● **Required action**
Set down the following passage on A11 reducing melanin in mammalian cells in full, word for word.

● **Extracted text**
--- START ---
3.8. A11 Also Causes Melanin Reduction in Mammalian Cells

Finally, we tested whether A11 has a similar drug effect on mammalian cells. We chose to use B16F10 mouse melanoma cells which are highly pigmented and metastatic cancer cells that have been widely used for skin-lightening compound test and human primary melanocytes which are derived from the epidermis of human foreskin. In both cases, we observed reduction of melanin by A11 comparable to other skin-lightening compounds (Figure 9).
--- END ---
● **Source data**
--- START ---
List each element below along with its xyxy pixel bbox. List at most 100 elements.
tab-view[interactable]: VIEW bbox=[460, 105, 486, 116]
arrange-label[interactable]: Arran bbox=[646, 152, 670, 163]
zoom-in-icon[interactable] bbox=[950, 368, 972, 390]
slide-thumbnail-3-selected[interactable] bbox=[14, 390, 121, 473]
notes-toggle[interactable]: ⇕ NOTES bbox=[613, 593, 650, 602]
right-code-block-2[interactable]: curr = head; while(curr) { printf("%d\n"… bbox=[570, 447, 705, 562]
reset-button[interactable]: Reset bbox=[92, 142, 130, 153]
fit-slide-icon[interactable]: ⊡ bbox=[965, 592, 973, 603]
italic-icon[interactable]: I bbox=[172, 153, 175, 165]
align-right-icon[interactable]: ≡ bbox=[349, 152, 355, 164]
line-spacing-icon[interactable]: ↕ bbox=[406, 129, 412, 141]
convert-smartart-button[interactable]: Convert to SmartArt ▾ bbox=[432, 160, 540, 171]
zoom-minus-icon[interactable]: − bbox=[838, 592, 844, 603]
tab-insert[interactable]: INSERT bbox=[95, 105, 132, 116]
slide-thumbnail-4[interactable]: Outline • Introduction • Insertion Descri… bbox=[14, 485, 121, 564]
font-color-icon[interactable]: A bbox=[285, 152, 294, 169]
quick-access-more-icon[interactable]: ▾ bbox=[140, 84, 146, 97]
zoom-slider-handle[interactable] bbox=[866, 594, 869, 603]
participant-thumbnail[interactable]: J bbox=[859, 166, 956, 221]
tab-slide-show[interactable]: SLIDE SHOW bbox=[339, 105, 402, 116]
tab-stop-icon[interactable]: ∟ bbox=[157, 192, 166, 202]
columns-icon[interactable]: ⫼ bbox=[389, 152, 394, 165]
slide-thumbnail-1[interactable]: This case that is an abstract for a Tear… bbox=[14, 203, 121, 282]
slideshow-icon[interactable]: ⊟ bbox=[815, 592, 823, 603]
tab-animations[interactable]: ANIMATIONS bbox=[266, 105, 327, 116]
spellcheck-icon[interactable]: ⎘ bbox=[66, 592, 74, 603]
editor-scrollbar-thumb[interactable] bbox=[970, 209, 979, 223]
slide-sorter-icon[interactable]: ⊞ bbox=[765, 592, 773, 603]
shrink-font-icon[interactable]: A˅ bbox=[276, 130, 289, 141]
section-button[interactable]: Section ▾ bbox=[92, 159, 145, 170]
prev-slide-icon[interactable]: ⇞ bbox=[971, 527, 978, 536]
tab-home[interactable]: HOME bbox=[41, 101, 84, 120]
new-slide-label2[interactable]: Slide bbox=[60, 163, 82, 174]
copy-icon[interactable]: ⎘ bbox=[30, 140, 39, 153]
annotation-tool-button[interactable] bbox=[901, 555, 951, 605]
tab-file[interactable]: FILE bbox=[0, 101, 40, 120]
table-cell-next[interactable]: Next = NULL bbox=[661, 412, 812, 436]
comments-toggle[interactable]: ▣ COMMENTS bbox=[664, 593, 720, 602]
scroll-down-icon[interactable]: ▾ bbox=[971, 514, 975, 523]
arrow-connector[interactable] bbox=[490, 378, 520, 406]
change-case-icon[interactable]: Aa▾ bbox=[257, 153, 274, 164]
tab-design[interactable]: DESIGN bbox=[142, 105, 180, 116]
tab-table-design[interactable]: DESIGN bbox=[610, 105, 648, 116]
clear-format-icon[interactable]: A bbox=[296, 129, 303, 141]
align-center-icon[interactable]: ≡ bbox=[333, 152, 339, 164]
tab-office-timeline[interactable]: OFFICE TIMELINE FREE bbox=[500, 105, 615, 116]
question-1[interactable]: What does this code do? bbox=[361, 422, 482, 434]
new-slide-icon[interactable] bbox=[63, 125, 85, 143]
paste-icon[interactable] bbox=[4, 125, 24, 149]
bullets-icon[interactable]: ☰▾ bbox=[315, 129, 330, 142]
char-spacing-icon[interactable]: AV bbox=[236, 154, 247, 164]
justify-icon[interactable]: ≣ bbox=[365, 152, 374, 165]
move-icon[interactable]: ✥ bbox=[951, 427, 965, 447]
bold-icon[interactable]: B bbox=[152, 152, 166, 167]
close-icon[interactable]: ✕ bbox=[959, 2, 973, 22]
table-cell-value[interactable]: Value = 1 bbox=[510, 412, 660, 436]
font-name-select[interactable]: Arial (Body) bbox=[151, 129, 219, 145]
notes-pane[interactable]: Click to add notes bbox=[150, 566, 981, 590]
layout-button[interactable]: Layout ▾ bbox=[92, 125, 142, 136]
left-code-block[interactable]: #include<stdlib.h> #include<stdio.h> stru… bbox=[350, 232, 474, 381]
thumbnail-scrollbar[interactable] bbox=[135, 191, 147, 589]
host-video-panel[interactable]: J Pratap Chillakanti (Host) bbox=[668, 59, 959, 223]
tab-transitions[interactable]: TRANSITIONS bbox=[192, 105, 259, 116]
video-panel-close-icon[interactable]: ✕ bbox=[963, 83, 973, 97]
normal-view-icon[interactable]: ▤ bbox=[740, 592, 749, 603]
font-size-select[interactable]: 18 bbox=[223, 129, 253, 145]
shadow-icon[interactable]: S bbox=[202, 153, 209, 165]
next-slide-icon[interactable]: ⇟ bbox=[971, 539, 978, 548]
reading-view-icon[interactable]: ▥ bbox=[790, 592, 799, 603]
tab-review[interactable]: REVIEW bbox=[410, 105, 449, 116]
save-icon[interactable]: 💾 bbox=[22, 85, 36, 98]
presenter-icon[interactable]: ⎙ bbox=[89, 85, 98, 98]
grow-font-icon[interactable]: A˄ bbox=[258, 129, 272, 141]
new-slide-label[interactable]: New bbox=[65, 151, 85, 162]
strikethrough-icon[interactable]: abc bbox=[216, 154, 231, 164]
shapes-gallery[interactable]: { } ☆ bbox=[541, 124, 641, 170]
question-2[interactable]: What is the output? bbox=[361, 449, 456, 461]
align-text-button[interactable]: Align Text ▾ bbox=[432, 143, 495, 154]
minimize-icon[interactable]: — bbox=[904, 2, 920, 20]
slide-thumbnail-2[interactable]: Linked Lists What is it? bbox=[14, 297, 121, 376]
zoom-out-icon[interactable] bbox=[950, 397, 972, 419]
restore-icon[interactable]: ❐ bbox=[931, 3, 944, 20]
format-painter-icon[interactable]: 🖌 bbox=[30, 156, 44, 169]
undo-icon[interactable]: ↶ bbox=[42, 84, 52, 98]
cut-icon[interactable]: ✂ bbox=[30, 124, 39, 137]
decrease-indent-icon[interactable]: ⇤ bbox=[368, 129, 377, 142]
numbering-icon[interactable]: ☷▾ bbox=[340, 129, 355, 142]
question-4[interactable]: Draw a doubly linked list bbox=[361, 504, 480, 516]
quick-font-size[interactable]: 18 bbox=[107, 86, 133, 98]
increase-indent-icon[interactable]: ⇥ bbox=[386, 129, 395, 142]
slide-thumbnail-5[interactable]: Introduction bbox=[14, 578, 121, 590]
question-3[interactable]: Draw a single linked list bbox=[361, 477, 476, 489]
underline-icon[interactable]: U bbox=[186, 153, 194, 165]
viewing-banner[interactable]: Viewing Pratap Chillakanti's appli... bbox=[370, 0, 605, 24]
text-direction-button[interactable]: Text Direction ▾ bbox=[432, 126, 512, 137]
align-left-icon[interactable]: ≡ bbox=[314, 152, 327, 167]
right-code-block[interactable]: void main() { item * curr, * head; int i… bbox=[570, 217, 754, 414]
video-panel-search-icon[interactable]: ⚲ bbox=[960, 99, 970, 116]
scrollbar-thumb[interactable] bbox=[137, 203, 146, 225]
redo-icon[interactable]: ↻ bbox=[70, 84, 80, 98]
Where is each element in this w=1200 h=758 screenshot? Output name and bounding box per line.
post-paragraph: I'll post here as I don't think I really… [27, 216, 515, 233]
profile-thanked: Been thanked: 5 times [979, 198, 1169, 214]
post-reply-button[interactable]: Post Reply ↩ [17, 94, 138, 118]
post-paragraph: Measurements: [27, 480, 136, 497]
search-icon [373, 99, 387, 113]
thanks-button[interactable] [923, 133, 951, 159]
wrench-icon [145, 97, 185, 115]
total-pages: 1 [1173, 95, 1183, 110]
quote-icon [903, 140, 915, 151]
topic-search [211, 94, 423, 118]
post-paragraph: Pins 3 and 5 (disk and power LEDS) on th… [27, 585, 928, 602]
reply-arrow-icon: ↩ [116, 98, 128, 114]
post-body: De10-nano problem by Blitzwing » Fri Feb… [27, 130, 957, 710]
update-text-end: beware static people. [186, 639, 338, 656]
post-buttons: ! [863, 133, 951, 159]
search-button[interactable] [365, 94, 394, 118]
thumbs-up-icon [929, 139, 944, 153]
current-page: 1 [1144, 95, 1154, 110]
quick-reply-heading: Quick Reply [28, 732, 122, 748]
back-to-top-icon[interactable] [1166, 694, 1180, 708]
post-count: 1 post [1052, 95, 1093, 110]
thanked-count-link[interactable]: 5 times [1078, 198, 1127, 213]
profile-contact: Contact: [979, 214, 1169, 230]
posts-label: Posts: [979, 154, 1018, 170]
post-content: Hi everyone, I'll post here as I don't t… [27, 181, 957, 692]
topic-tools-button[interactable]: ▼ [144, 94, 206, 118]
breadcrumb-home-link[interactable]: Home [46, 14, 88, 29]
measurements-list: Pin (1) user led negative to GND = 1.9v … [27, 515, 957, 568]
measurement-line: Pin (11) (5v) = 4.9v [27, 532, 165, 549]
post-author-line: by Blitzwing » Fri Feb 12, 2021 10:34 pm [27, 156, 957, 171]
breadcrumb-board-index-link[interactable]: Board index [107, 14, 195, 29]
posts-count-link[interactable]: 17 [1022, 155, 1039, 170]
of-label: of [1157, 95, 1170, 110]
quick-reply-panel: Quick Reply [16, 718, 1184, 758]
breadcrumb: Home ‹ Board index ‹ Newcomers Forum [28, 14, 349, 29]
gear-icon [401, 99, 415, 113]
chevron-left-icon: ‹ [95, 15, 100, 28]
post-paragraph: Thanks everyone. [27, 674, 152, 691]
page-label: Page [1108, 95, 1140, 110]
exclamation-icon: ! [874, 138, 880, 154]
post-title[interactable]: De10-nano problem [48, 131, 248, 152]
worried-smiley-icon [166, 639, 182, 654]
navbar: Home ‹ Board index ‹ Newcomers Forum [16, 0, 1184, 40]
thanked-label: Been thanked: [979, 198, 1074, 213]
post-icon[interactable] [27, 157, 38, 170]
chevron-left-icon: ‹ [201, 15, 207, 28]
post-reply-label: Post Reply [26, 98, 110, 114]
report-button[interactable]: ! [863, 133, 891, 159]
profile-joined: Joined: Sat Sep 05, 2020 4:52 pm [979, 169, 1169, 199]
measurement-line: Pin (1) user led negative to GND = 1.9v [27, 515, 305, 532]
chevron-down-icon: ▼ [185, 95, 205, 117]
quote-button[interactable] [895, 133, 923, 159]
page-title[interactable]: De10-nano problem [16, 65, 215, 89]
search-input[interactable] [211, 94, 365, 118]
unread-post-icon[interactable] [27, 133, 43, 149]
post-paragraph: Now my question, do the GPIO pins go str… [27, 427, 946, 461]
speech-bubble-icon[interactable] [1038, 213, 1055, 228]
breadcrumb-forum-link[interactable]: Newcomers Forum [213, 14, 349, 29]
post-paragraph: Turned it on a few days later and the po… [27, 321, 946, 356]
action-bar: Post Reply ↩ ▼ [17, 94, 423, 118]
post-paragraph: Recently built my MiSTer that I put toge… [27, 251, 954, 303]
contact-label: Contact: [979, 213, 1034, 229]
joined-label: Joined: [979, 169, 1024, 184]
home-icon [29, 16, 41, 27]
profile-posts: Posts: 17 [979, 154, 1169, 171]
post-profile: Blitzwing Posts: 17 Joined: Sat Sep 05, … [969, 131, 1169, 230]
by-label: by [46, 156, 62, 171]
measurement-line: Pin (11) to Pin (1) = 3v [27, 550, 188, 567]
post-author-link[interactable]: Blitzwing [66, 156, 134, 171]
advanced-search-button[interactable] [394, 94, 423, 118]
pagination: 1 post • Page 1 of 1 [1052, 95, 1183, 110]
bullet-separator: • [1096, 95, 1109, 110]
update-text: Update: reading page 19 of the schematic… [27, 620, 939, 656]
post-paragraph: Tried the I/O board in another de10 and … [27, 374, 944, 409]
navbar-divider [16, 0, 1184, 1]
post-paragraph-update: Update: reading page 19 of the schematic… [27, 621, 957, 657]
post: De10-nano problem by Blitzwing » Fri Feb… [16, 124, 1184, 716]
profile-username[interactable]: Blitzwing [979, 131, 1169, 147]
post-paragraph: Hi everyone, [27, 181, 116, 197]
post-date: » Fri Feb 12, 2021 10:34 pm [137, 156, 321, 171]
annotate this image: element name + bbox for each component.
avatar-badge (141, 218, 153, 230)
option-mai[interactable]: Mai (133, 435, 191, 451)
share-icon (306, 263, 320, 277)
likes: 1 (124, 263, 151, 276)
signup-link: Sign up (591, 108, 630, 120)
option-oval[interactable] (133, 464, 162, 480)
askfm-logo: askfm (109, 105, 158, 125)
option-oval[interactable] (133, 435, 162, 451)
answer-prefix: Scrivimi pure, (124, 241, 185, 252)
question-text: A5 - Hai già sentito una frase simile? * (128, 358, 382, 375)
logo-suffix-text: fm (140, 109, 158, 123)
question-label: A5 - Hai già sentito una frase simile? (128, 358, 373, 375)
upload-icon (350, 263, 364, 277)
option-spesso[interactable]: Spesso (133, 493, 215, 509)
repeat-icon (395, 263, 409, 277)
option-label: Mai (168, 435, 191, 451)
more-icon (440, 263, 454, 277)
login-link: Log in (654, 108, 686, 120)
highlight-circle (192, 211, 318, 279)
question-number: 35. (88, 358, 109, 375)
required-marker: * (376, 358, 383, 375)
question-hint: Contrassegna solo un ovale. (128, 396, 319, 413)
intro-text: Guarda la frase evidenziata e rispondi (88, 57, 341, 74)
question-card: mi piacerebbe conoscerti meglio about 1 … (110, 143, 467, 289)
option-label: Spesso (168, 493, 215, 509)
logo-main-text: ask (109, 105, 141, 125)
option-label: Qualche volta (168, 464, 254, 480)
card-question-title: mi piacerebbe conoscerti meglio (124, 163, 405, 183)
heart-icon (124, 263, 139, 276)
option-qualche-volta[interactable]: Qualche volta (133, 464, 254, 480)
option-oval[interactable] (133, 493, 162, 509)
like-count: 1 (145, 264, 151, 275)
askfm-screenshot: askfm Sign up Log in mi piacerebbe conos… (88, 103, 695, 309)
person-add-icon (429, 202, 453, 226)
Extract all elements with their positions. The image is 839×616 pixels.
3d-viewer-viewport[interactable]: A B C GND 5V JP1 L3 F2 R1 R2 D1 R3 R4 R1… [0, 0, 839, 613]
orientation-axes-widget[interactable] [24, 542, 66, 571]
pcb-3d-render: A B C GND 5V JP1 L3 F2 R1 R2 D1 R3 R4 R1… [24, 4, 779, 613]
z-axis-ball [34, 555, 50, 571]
--- END ---
● **Solved problem**
3.8. A11 Also Causes Melanin Reduction in Mammalian Cells

Finally, we tested whether A11 has a similar drug effect on mammalian cells. We chose to use B16F10 mouse melanoma cells which are highly pigmented and metastatic cancer cells that have been widely used for skin-lightening compound test and human primary melanocytes which are derived from the epidermis of human foreskin. In both cases, we observed reduction of melanin by A11 comparable to other skin-lightening compounds (Figure 9).